THE PROBLEM
Copy each line of the items below verbatim, omitting the pictures from your answer.

SUPPLIED DATA
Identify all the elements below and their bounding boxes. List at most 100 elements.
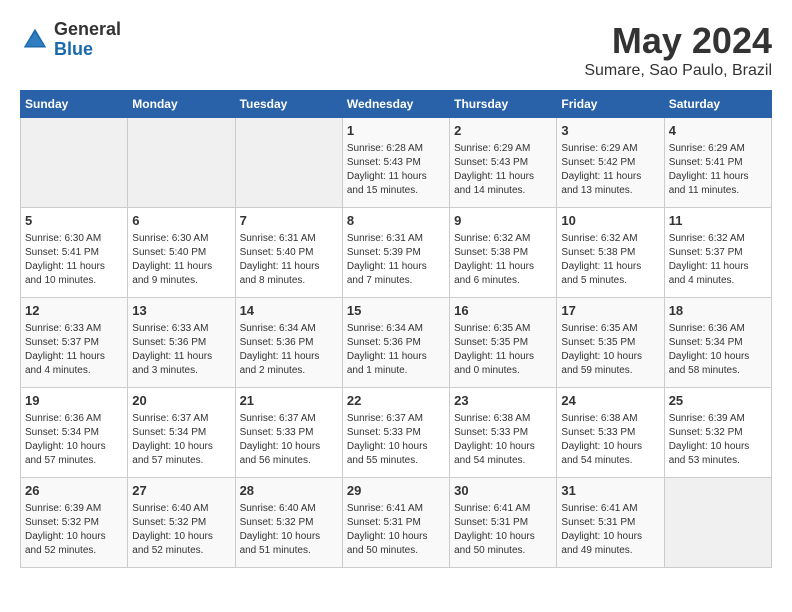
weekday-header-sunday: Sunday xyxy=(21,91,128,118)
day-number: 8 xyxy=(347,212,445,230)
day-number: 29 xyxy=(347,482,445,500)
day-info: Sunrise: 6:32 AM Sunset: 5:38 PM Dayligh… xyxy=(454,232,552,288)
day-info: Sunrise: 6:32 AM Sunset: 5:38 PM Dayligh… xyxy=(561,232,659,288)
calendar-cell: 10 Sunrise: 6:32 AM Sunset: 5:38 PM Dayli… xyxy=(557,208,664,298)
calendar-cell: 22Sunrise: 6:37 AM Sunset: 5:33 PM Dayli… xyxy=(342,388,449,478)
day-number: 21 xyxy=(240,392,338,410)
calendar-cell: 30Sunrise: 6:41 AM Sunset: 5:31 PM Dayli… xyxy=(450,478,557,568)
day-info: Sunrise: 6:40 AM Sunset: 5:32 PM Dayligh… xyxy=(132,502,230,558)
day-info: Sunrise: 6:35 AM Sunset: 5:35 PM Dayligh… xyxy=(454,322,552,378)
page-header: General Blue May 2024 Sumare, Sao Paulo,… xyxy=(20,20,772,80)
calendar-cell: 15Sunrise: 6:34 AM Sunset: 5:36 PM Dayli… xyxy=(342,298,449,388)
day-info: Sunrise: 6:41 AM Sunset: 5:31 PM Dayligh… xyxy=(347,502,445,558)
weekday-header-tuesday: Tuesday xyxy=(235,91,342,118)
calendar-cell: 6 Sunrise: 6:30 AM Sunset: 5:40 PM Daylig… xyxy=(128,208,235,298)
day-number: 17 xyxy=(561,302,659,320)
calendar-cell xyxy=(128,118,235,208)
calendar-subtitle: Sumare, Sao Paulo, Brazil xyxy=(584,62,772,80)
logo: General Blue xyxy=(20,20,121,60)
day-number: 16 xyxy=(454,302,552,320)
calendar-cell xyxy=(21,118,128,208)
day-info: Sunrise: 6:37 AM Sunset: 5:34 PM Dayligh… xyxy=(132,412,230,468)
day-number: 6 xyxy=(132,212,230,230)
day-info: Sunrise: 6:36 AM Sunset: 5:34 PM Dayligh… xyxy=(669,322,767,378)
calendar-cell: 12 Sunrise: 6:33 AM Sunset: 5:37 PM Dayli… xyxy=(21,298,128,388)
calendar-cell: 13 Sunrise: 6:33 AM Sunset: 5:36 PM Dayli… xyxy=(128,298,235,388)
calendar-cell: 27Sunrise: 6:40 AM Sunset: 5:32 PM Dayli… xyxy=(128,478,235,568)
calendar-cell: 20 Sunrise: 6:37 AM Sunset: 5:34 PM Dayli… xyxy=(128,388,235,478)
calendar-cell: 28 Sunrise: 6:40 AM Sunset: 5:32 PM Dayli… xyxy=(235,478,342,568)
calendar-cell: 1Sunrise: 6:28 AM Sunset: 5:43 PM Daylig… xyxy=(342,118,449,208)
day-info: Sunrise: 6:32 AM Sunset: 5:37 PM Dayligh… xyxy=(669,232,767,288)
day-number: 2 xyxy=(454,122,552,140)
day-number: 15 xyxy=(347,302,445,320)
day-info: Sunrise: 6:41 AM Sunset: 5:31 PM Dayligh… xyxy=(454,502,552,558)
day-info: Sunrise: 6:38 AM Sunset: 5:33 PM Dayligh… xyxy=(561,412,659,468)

PROBLEM SOLUTION
Identify all the elements below and their bounding boxes. List at most 100 elements.
weekday-header-sunday: Sunday xyxy=(21,91,128,118)
day-number: 8 xyxy=(347,212,445,230)
day-number: 29 xyxy=(347,482,445,500)
day-info: Sunrise: 6:32 AM Sunset: 5:38 PM Dayligh… xyxy=(454,232,552,288)
day-info: Sunrise: 6:32 AM Sunset: 5:38 PM Dayligh… xyxy=(561,232,659,288)
calendar-cell: 10 Sunrise: 6:32 AM Sunset: 5:38 PM Dayli… xyxy=(557,208,664,298)
calendar-cell: 22Sunrise: 6:37 AM Sunset: 5:33 PM Dayli… xyxy=(342,388,449,478)
day-number: 21 xyxy=(240,392,338,410)
calendar-cell: 30Sunrise: 6:41 AM Sunset: 5:31 PM Dayli… xyxy=(450,478,557,568)
day-info: Sunrise: 6:40 AM Sunset: 5:32 PM Dayligh… xyxy=(132,502,230,558)
day-info: Sunrise: 6:35 AM Sunset: 5:35 PM Dayligh… xyxy=(454,322,552,378)
page-header: General Blue May 2024 Sumare, Sao Paulo,… xyxy=(20,20,772,80)
calendar-cell: 15Sunrise: 6:34 AM Sunset: 5:36 PM Dayli… xyxy=(342,298,449,388)
day-info: Sunrise: 6:41 AM Sunset: 5:31 PM Dayligh… xyxy=(347,502,445,558)
weekday-header-tuesday: Tuesday xyxy=(235,91,342,118)
calendar-cell: 6 Sunrise: 6:30 AM Sunset: 5:40 PM Daylig… xyxy=(128,208,235,298)
day-number: 17 xyxy=(561,302,659,320)
calendar-cell xyxy=(128,118,235,208)
calendar-subtitle: Sumare, Sao Paulo, Brazil xyxy=(584,62,772,80)
logo: General Blue xyxy=(20,20,121,60)
day-number: 16 xyxy=(454,302,552,320)
calendar-cell xyxy=(21,118,128,208)
day-info: Sunrise: 6:37 AM Sunset: 5:34 PM Dayligh… xyxy=(132,412,230,468)
day-number: 6 xyxy=(132,212,230,230)
day-info: Sunrise: 6:36 AM Sunset: 5:34 PM Dayligh… xyxy=(669,322,767,378)
calendar-cell: 12 Sunrise: 6:33 AM Sunset: 5:37 PM Dayli… xyxy=(21,298,128,388)
calendar-cell: 13 Sunrise: 6:33 AM Sunset: 5:36 PM Dayli… xyxy=(128,298,235,388)
calendar-cell: 27Sunrise: 6:40 AM Sunset: 5:32 PM Dayli… xyxy=(128,478,235,568)
calendar-cell: 20 Sunrise: 6:37 AM Sunset: 5:34 PM Dayli… xyxy=(128,388,235,478)
calendar-cell: 28 Sunrise: 6:40 AM Sunset: 5:32 PM Dayli… xyxy=(235,478,342,568)
calendar-cell: 1Sunrise: 6:28 AM Sunset: 5:43 PM Daylig… xyxy=(342,118,449,208)
day-info: Sunrise: 6:32 AM Sunset: 5:37 PM Dayligh… xyxy=(669,232,767,288)
day-number: 2 xyxy=(454,122,552,140)
day-number: 15 xyxy=(347,302,445,320)
day-info: Sunrise: 6:41 AM Sunset: 5:31 PM Dayligh… xyxy=(454,502,552,558)
day-info: Sunrise: 6:38 AM Sunset: 5:33 PM Dayligh… xyxy=(561,412,659,468)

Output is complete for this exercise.